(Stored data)

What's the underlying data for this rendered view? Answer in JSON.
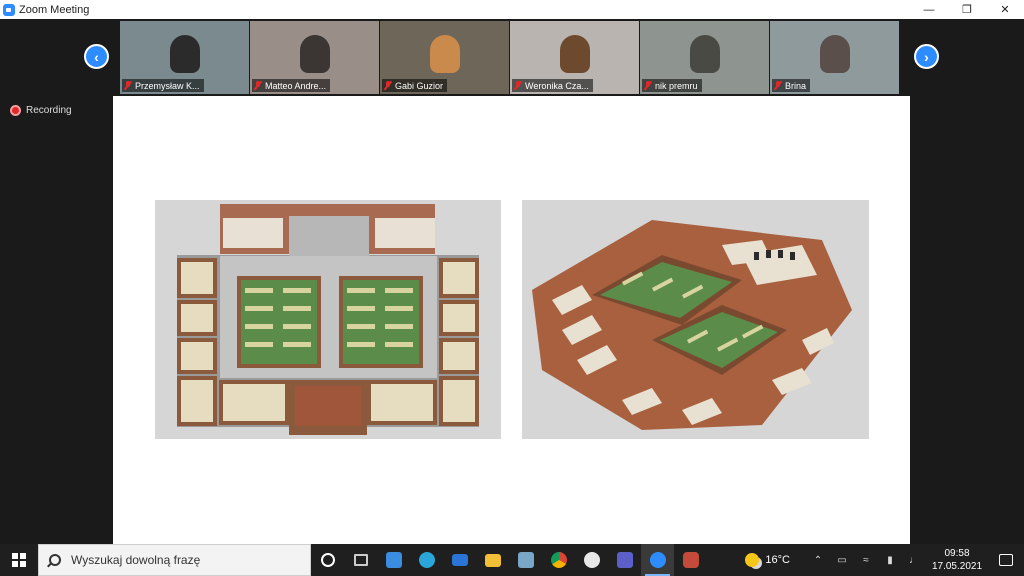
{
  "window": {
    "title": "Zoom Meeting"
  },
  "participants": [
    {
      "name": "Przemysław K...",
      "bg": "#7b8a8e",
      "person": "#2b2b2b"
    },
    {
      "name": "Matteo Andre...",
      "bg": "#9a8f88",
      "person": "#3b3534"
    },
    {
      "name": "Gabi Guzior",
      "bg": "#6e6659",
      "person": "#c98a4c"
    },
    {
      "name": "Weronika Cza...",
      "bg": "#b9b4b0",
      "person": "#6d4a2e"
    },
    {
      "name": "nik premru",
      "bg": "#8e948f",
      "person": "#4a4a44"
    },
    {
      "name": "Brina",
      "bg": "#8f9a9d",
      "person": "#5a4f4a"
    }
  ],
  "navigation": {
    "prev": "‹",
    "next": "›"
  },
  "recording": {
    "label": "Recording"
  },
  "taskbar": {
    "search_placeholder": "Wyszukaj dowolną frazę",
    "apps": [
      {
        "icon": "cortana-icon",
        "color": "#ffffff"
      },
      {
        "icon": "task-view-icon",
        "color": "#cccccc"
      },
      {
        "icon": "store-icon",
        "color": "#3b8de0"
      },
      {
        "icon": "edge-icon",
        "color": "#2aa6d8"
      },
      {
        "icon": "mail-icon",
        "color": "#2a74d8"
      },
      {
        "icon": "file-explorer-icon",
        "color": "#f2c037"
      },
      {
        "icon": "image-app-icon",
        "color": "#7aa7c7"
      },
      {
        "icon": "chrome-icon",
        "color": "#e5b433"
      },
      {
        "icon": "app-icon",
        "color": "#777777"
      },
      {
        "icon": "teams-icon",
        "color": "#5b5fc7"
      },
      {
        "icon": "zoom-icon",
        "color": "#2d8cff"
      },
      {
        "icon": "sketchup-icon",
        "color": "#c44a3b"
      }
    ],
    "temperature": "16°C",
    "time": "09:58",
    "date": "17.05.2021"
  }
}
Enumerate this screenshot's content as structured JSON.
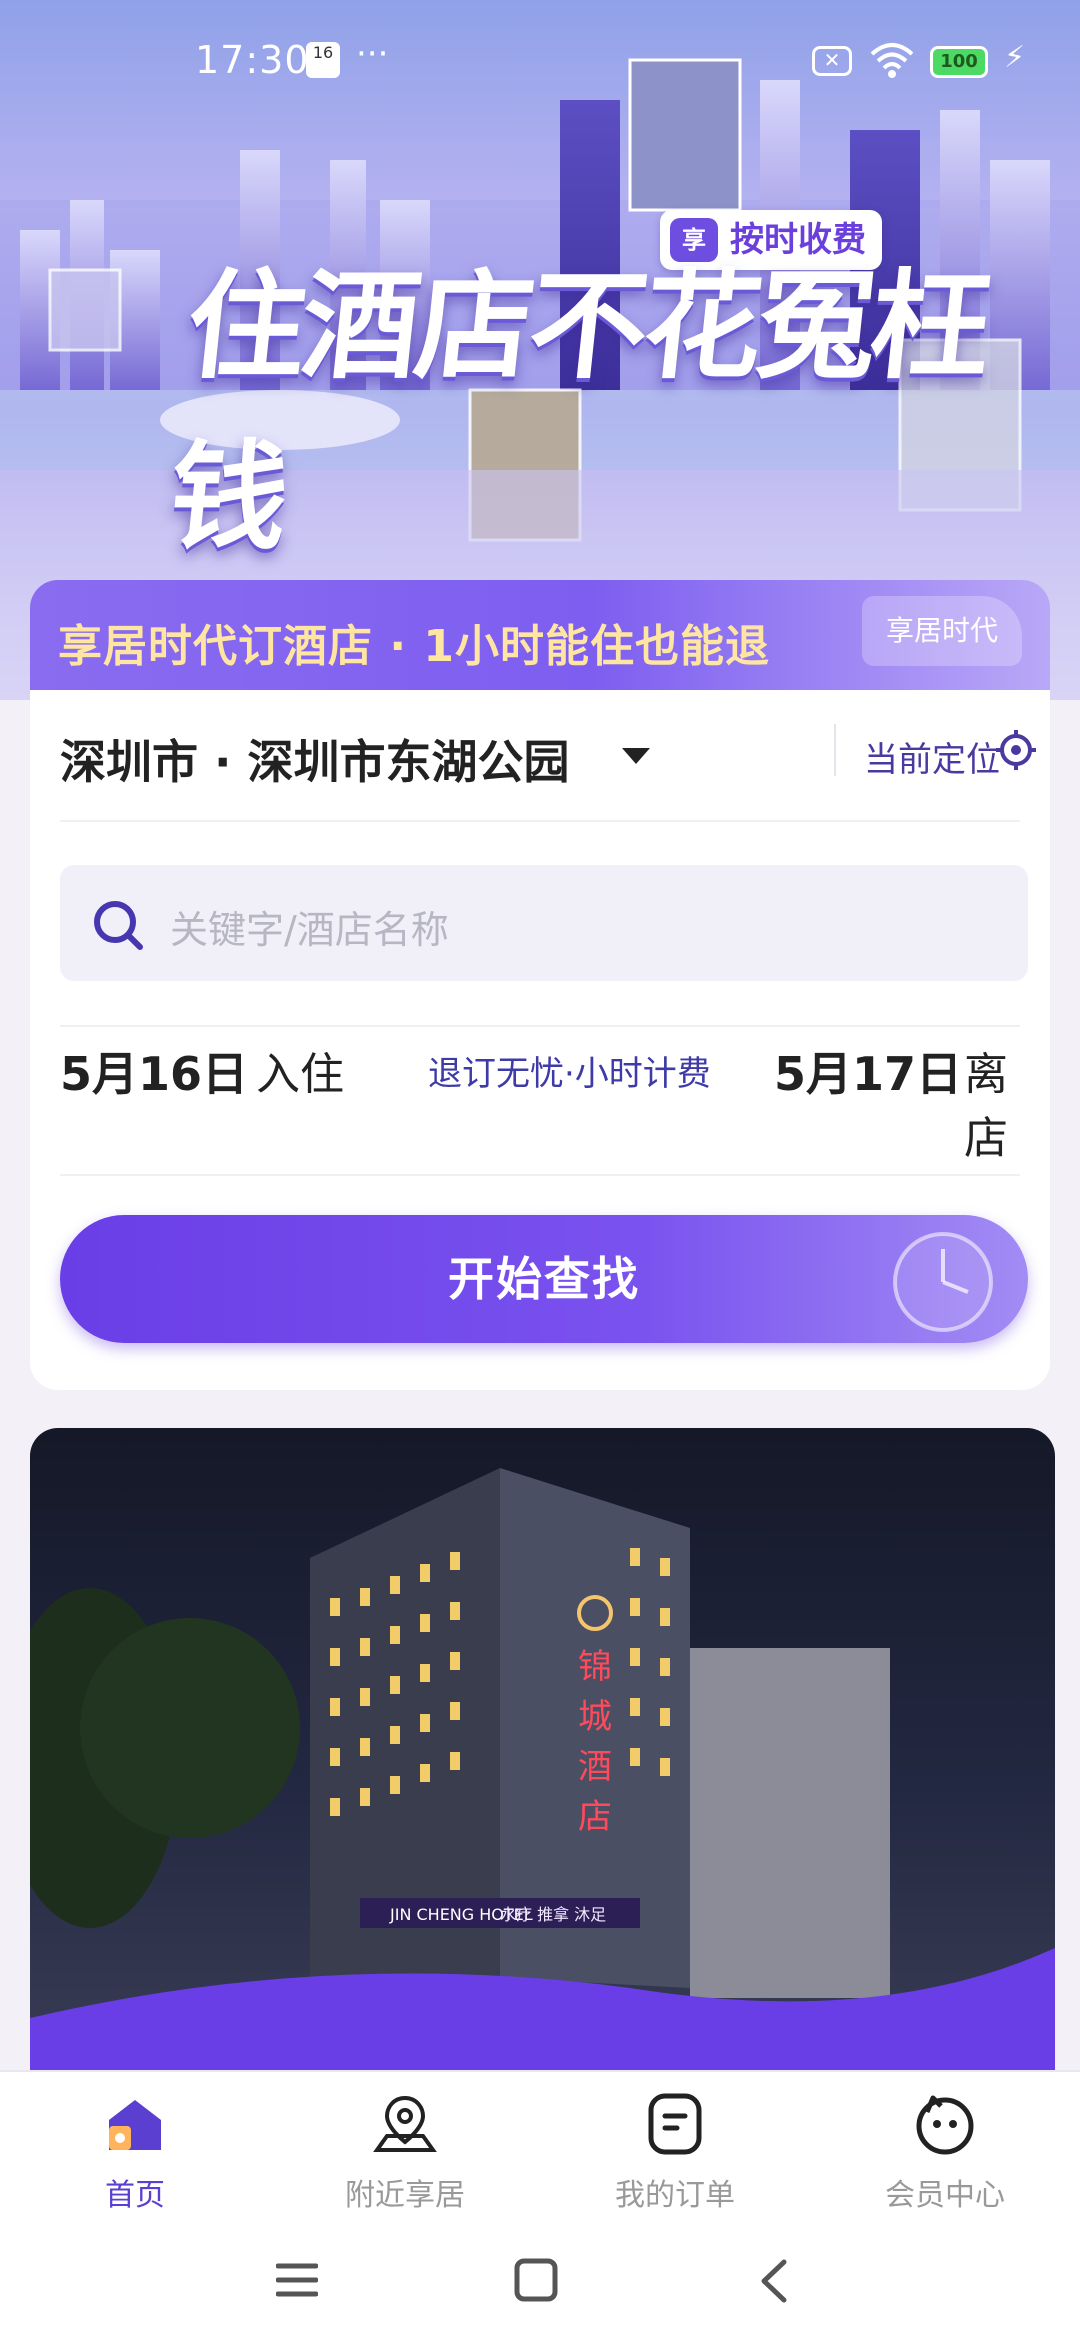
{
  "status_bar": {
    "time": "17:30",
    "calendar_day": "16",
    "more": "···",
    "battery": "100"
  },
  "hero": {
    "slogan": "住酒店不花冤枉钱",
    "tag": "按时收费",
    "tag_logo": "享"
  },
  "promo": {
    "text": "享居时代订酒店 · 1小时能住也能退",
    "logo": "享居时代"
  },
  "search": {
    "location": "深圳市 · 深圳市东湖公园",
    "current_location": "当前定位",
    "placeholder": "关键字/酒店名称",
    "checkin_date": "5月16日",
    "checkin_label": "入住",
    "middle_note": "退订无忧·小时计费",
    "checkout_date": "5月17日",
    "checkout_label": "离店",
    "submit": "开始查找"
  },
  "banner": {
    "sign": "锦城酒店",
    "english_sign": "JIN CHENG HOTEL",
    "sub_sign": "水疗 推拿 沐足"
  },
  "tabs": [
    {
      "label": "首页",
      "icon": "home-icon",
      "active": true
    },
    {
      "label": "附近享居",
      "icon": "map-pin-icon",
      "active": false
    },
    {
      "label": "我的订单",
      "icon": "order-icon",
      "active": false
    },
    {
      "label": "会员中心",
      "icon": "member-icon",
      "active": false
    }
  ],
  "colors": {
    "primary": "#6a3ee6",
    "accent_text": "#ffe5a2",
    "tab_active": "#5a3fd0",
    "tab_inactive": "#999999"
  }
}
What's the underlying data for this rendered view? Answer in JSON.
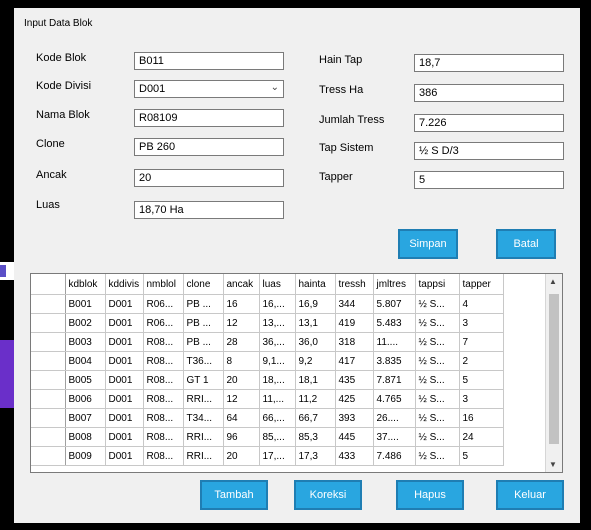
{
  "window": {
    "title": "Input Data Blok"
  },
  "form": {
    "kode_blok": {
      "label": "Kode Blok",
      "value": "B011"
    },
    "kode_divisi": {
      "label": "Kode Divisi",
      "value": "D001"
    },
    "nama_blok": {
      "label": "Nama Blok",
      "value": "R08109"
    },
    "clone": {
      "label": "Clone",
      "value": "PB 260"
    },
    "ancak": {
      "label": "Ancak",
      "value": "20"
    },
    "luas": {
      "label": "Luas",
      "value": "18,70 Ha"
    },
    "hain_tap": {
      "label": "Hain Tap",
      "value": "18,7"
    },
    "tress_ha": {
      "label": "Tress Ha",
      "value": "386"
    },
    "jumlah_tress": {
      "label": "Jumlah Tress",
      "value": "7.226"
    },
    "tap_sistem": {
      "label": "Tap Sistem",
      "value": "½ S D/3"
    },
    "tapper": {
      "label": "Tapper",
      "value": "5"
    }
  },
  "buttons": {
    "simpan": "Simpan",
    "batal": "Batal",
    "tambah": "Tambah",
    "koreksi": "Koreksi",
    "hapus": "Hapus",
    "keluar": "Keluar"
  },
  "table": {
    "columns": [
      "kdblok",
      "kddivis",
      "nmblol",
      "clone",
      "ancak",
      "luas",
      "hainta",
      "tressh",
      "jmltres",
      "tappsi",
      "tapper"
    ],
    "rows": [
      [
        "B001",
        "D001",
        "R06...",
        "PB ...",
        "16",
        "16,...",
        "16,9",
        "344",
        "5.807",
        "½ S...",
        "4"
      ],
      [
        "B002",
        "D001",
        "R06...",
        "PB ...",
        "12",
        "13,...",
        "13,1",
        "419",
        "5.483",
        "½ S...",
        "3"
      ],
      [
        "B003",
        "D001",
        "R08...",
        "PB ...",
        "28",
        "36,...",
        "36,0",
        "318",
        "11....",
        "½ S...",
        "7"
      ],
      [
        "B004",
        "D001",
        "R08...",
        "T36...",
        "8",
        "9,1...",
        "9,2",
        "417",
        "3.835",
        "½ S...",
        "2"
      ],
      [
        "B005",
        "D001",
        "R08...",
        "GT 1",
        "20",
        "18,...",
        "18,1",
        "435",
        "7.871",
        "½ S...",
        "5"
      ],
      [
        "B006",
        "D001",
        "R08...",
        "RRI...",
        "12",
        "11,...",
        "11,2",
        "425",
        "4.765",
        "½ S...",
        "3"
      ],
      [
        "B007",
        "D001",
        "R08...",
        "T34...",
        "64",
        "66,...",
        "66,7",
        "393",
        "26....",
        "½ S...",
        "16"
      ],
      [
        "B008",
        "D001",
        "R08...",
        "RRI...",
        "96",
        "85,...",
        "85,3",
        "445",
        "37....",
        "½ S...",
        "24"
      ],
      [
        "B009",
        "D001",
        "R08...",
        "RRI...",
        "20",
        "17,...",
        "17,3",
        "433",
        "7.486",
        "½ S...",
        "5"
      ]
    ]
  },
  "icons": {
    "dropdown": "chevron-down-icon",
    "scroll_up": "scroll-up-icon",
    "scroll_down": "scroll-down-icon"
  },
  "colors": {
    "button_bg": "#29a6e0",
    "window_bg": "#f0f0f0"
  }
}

=== REQUIREMENT ===
Look through the records and gather every line containing "person".

=== CORRECT RESULT ===
      "person": "#2b2b2b"
      "person": "#3b3534"
      "person": "#c98a4c"
      "person": "#6d4a2e"
      "person": "#4a4a44"
      "person": "#5a4f4a"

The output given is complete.